- **EXERCISE BRIEF**:
Copy each line exactly.

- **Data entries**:
>> Begin

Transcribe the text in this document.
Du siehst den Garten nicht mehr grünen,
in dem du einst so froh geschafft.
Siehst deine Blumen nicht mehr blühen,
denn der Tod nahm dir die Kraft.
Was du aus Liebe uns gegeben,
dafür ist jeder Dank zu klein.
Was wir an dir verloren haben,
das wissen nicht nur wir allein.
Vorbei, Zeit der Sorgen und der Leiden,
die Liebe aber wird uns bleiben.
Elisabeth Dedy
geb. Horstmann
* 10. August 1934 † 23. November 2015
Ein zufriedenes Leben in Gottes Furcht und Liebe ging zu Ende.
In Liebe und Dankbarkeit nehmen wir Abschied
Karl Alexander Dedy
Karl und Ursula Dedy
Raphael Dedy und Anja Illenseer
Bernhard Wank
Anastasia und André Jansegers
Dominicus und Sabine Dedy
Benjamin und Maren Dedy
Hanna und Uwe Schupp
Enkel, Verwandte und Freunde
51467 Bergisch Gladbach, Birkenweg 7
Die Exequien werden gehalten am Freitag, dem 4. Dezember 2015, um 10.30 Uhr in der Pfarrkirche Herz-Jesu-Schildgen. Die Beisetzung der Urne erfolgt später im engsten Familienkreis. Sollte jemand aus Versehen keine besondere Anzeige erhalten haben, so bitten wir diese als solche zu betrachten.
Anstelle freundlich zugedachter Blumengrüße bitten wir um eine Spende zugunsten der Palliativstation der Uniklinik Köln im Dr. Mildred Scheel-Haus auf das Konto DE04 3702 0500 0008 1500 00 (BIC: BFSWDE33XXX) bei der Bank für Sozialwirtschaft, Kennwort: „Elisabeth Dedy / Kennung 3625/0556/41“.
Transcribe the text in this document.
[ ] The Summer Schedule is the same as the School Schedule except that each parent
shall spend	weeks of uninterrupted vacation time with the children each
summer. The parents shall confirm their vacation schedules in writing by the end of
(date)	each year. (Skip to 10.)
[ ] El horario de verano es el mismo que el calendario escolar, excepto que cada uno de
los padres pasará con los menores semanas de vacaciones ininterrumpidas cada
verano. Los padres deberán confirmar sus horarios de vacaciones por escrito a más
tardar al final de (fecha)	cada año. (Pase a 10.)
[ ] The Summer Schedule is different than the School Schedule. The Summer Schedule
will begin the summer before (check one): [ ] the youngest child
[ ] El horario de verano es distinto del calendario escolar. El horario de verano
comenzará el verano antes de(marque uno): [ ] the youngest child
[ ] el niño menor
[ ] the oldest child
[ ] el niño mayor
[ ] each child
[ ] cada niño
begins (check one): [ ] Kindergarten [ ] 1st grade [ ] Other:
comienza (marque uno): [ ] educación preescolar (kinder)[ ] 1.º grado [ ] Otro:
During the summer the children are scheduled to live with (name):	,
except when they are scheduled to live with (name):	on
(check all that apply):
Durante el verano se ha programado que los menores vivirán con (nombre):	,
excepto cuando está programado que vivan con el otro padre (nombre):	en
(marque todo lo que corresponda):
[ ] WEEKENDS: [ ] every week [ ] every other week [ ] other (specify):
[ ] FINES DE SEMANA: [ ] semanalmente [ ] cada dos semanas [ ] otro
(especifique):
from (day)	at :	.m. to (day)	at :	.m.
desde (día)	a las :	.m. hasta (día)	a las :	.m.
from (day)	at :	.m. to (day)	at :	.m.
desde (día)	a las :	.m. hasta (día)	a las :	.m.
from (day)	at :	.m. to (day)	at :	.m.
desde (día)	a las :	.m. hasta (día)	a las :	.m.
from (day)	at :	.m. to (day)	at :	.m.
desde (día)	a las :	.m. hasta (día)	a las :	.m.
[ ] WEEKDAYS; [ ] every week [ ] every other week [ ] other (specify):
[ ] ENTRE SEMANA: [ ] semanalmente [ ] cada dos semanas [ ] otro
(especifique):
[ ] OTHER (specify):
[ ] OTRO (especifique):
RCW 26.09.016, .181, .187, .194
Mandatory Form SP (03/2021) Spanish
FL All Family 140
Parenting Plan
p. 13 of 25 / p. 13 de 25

>> End

- **EXERCISE OUTPUT**:
Transcribe the text in this document.
Du siehst den Garten nicht mehr grünen,
in dem du einst so froh geschafft.
Siehst deine Blumen nicht mehr blühen,
denn der Tod nahm dir die Kraft.
Was du aus Liebe uns gegeben,
dafür ist jeder Dank zu klein.
Was wir an dir verloren haben,
das wissen nicht nur wir allein.
Vorbei, Zeit der Sorgen und der Leiden,
die Liebe aber wird uns bleiben.
Elisabeth Dedy
geb. Horstmann
* 10. August 1934 † 23. November 2015
Ein zufriedenes Leben in Gottes Furcht und Liebe ging zu Ende.
In Liebe und Dankbarkeit nehmen wir Abschied
Karl Alexander Dedy
Karl und Ursula Dedy
Raphael Dedy und Anja Illenseer
Bernhard Wank
Anastasia und André Jansegers
Dominicus und Sabine Dedy
Benjamin und Maren Dedy
Hanna und Uwe Schupp
Enkel, Verwandte und Freunde
51467 Bergisch Gladbach, Birkenweg 7
Die Exequien werden gehalten am Freitag, dem 4. Dezember 2015, um 10.30 Uhr in der Pfarrkirche Herz-Jesu-Schildgen. Die Beisetzung der Urne erfolgt später im engsten Familienkreis. Sollte jemand aus Versehen keine besondere Anzeige erhalten haben, so bitten wir diese als solche zu betrachten.
Anstelle freundlich zugedachter Blumengrüße bitten wir um eine Spende zugunsten der Palliativstation der Uniklinik Köln im Dr. Mildred Scheel-Haus auf das Konto DE04 3702 0500 0008 1500 00 (BIC: BFSWDE33XXX) bei der Bank für Sozialwirtschaft, Kennwort: „Elisabeth Dedy / Kennung 3625/0556/41“.
Transcribe the text in this document.
[ ] The Summer Schedule is the same as the School Schedule except that each parent
shall spend	weeks of uninterrupted vacation time with the children each
summer. The parents shall confirm their vacation schedules in writing by the end of
(date)	each year. (Skip to 10.)
[ ] El horario de verano es el mismo que el calendario escolar, excepto que cada uno de
los padres pasará con los menores semanas de vacaciones ininterrumpidas cada
verano. Los padres deberán confirmar sus horarios de vacaciones por escrito a más
tardar al final de (fecha)	cada año. (Pase a 10.)
[ ] The Summer Schedule is different than the School Schedule. The Summer Schedule
will begin the summer before (check one): [ ] the youngest child
[ ] El horario de verano es distinto del calendario escolar. El horario de verano
comenzará el verano antes de(marque uno): [ ] the youngest child
[ ] el niño menor
[ ] the oldest child
[ ] el niño mayor
[ ] each child
[ ] cada niño
begins (check one): [ ] Kindergarten [ ] 1st grade [ ] Other:
comienza (marque uno): [ ] educación preescolar (kinder)[ ] 1.º grado [ ] Otro:
During the summer the children are scheduled to live with (name):	,
except when they are scheduled to live with (name):	on
(check all that apply):
Durante el verano se ha programado que los menores vivirán con (nombre):	,
excepto cuando está programado que vivan con el otro padre (nombre):	en
(marque todo lo que corresponda):
[ ] WEEKENDS: [ ] every week [ ] every other week [ ] other (specify):
[ ] FINES DE SEMANA: [ ] semanalmente [ ] cada dos semanas [ ] otro
(especifique):
from (day)	at :	.m. to (day)	at :	.m.
desde (día)	a las :	.m. hasta (día)	a las :	.m.
from (day)	at :	.m. to (day)	at :	.m.
desde (día)	a las :	.m. hasta (día)	a las :	.m.
from (day)	at :	.m. to (day)	at :	.m.
desde (día)	a las :	.m. hasta (día)	a las :	.m.
from (day)	at :	.m. to (day)	at :	.m.
desde (día)	a las :	.m. hasta (día)	a las :	.m.
[ ] WEEKDAYS; [ ] every week [ ] every other week [ ] other (specify):
[ ] ENTRE SEMANA: [ ] semanalmente [ ] cada dos semanas [ ] otro
(especifique):
[ ] OTHER (specify):
[ ] OTRO (especifique):
RCW 26.09.016, .181, .187, .194
Mandatory Form SP (03/2021) Spanish
FL All Family 140
Parenting Plan
p. 13 of 25 / p. 13 de 25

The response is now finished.